Chart and figure data

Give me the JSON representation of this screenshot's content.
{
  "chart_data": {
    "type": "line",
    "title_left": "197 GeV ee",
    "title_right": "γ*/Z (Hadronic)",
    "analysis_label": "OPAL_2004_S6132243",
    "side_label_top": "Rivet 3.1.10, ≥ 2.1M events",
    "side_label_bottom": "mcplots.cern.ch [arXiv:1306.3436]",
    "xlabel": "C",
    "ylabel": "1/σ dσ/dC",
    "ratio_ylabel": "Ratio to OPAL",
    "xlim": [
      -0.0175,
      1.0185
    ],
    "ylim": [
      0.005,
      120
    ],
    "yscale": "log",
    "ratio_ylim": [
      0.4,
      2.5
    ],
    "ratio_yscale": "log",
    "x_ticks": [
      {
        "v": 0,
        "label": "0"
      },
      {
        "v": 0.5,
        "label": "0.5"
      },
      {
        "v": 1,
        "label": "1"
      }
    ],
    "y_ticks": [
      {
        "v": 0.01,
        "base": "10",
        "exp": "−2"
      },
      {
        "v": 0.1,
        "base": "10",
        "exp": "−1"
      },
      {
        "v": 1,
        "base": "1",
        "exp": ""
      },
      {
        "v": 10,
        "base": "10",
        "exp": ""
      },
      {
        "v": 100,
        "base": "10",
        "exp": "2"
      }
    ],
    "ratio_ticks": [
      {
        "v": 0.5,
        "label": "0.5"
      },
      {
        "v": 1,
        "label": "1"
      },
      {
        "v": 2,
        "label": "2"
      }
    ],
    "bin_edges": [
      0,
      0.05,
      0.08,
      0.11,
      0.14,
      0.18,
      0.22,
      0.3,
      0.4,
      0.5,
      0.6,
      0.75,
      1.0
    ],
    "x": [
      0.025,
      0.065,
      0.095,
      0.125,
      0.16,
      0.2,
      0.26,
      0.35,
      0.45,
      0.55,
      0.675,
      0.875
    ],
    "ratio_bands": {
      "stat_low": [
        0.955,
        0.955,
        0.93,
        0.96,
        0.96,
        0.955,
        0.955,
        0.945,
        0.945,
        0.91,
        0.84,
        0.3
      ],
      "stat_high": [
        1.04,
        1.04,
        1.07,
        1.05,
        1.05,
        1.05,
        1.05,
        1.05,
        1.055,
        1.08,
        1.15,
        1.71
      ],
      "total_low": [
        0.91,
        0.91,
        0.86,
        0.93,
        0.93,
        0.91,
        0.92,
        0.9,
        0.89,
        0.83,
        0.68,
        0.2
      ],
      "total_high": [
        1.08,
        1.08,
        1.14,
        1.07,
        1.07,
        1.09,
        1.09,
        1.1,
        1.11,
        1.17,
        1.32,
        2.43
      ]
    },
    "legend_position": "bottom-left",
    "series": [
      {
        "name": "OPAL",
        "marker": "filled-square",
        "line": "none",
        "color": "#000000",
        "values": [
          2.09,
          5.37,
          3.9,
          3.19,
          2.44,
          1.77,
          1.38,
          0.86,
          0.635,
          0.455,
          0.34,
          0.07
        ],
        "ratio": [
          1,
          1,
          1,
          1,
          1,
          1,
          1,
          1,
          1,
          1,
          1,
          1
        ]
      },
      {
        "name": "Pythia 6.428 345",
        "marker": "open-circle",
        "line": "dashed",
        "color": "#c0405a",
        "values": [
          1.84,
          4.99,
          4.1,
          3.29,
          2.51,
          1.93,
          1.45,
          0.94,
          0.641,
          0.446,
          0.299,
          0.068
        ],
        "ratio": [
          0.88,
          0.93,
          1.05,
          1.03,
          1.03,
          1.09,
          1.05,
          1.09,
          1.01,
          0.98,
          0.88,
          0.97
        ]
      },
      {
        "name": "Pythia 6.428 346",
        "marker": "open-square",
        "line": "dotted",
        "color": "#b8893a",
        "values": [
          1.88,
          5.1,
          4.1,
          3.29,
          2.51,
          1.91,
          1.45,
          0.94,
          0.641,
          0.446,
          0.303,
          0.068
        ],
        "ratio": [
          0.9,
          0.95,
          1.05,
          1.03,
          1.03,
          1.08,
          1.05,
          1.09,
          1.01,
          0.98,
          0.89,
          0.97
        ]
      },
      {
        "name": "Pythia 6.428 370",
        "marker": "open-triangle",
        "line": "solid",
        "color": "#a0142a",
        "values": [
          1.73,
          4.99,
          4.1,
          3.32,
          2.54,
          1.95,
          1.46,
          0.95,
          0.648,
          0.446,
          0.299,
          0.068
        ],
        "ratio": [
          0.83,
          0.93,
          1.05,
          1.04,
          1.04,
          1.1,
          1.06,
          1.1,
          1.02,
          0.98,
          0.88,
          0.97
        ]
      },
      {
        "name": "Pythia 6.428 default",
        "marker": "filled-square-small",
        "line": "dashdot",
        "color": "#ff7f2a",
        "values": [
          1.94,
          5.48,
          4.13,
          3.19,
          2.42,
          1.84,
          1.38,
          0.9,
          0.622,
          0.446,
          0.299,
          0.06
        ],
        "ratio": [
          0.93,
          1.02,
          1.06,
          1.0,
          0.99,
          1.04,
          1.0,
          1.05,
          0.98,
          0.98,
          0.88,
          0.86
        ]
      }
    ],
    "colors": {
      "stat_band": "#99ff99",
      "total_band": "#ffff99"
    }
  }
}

DIRECTIVE
Extract each record, keeping it identical to the original.

RESPONSE TO THE TASK
Give me the JSON representation of this screenshot's content.
{
  "chart_data": {
    "type": "line",
    "title_left": "197 GeV ee",
    "title_right": "γ*/Z (Hadronic)",
    "analysis_label": "OPAL_2004_S6132243",
    "side_label_top": "Rivet 3.1.10, ≥ 2.1M events",
    "side_label_bottom": "mcplots.cern.ch [arXiv:1306.3436]",
    "xlabel": "C",
    "ylabel": "1/σ dσ/dC",
    "ratio_ylabel": "Ratio to OPAL",
    "xlim": [
      -0.0175,
      1.0185
    ],
    "ylim": [
      0.005,
      120
    ],
    "yscale": "log",
    "ratio_ylim": [
      0.4,
      2.5
    ],
    "ratio_yscale": "log",
    "x_ticks": [
      {
        "v": 0,
        "label": "0"
      },
      {
        "v": 0.5,
        "label": "0.5"
      },
      {
        "v": 1,
        "label": "1"
      }
    ],
    "y_ticks": [
      {
        "v": 0.01,
        "base": "10",
        "exp": "−2"
      },
      {
        "v": 0.1,
        "base": "10",
        "exp": "−1"
      },
      {
        "v": 1,
        "base": "1",
        "exp": ""
      },
      {
        "v": 10,
        "base": "10",
        "exp": ""
      },
      {
        "v": 100,
        "base": "10",
        "exp": "2"
      }
    ],
    "ratio_ticks": [
      {
        "v": 0.5,
        "label": "0.5"
      },
      {
        "v": 1,
        "label": "1"
      },
      {
        "v": 2,
        "label": "2"
      }
    ],
    "bin_edges": [
      0,
      0.05,
      0.08,
      0.11,
      0.14,
      0.18,
      0.22,
      0.3,
      0.4,
      0.5,
      0.6,
      0.75,
      1.0
    ],
    "x": [
      0.025,
      0.065,
      0.095,
      0.125,
      0.16,
      0.2,
      0.26,
      0.35,
      0.45,
      0.55,
      0.675,
      0.875
    ],
    "ratio_bands": {
      "stat_low": [
        0.955,
        0.955,
        0.93,
        0.96,
        0.96,
        0.955,
        0.955,
        0.945,
        0.945,
        0.91,
        0.84,
        0.3
      ],
      "stat_high": [
        1.04,
        1.04,
        1.07,
        1.05,
        1.05,
        1.05,
        1.05,
        1.05,
        1.055,
        1.08,
        1.15,
        1.71
      ],
      "total_low": [
        0.91,
        0.91,
        0.86,
        0.93,
        0.93,
        0.91,
        0.92,
        0.9,
        0.89,
        0.83,
        0.68,
        0.2
      ],
      "total_high": [
        1.08,
        1.08,
        1.14,
        1.07,
        1.07,
        1.09,
        1.09,
        1.1,
        1.11,
        1.17,
        1.32,
        2.43
      ]
    },
    "legend_position": "bottom-left",
    "series": [
      {
        "name": "OPAL",
        "marker": "filled-square",
        "line": "none",
        "color": "#000000",
        "values": [
          2.09,
          5.37,
          3.9,
          3.19,
          2.44,
          1.77,
          1.38,
          0.86,
          0.635,
          0.455,
          0.34,
          0.07
        ],
        "ratio": [
          1,
          1,
          1,
          1,
          1,
          1,
          1,
          1,
          1,
          1,
          1,
          1
        ]
      },
      {
        "name": "Pythia 6.428 345",
        "marker": "open-circle",
        "line": "dashed",
        "color": "#c0405a",
        "values": [
          1.84,
          4.99,
          4.1,
          3.29,
          2.51,
          1.93,
          1.45,
          0.94,
          0.641,
          0.446,
          0.299,
          0.068
        ],
        "ratio": [
          0.88,
          0.93,
          1.05,
          1.03,
          1.03,
          1.09,
          1.05,
          1.09,
          1.01,
          0.98,
          0.88,
          0.97
        ]
      },
      {
        "name": "Pythia 6.428 346",
        "marker": "open-square",
        "line": "dotted",
        "color": "#b8893a",
        "values": [
          1.88,
          5.1,
          4.1,
          3.29,
          2.51,
          1.91,
          1.45,
          0.94,
          0.641,
          0.446,
          0.303,
          0.068
        ],
        "ratio": [
          0.9,
          0.95,
          1.05,
          1.03,
          1.03,
          1.08,
          1.05,
          1.09,
          1.01,
          0.98,
          0.89,
          0.97
        ]
      },
      {
        "name": "Pythia 6.428 370",
        "marker": "open-triangle",
        "line": "solid",
        "color": "#a0142a",
        "values": [
          1.73,
          4.99,
          4.1,
          3.32,
          2.54,
          1.95,
          1.46,
          0.95,
          0.648,
          0.446,
          0.299,
          0.068
        ],
        "ratio": [
          0.83,
          0.93,
          1.05,
          1.04,
          1.04,
          1.1,
          1.06,
          1.1,
          1.02,
          0.98,
          0.88,
          0.97
        ]
      },
      {
        "name": "Pythia 6.428 default",
        "marker": "filled-square-small",
        "line": "dashdot",
        "color": "#ff7f2a",
        "values": [
          1.94,
          5.48,
          4.13,
          3.19,
          2.42,
          1.84,
          1.38,
          0.9,
          0.622,
          0.446,
          0.299,
          0.06
        ],
        "ratio": [
          0.93,
          1.02,
          1.06,
          1.0,
          0.99,
          1.04,
          1.0,
          1.05,
          0.98,
          0.98,
          0.88,
          0.86
        ]
      }
    ],
    "colors": {
      "stat_band": "#99ff99",
      "total_band": "#ffff99"
    }
  }
}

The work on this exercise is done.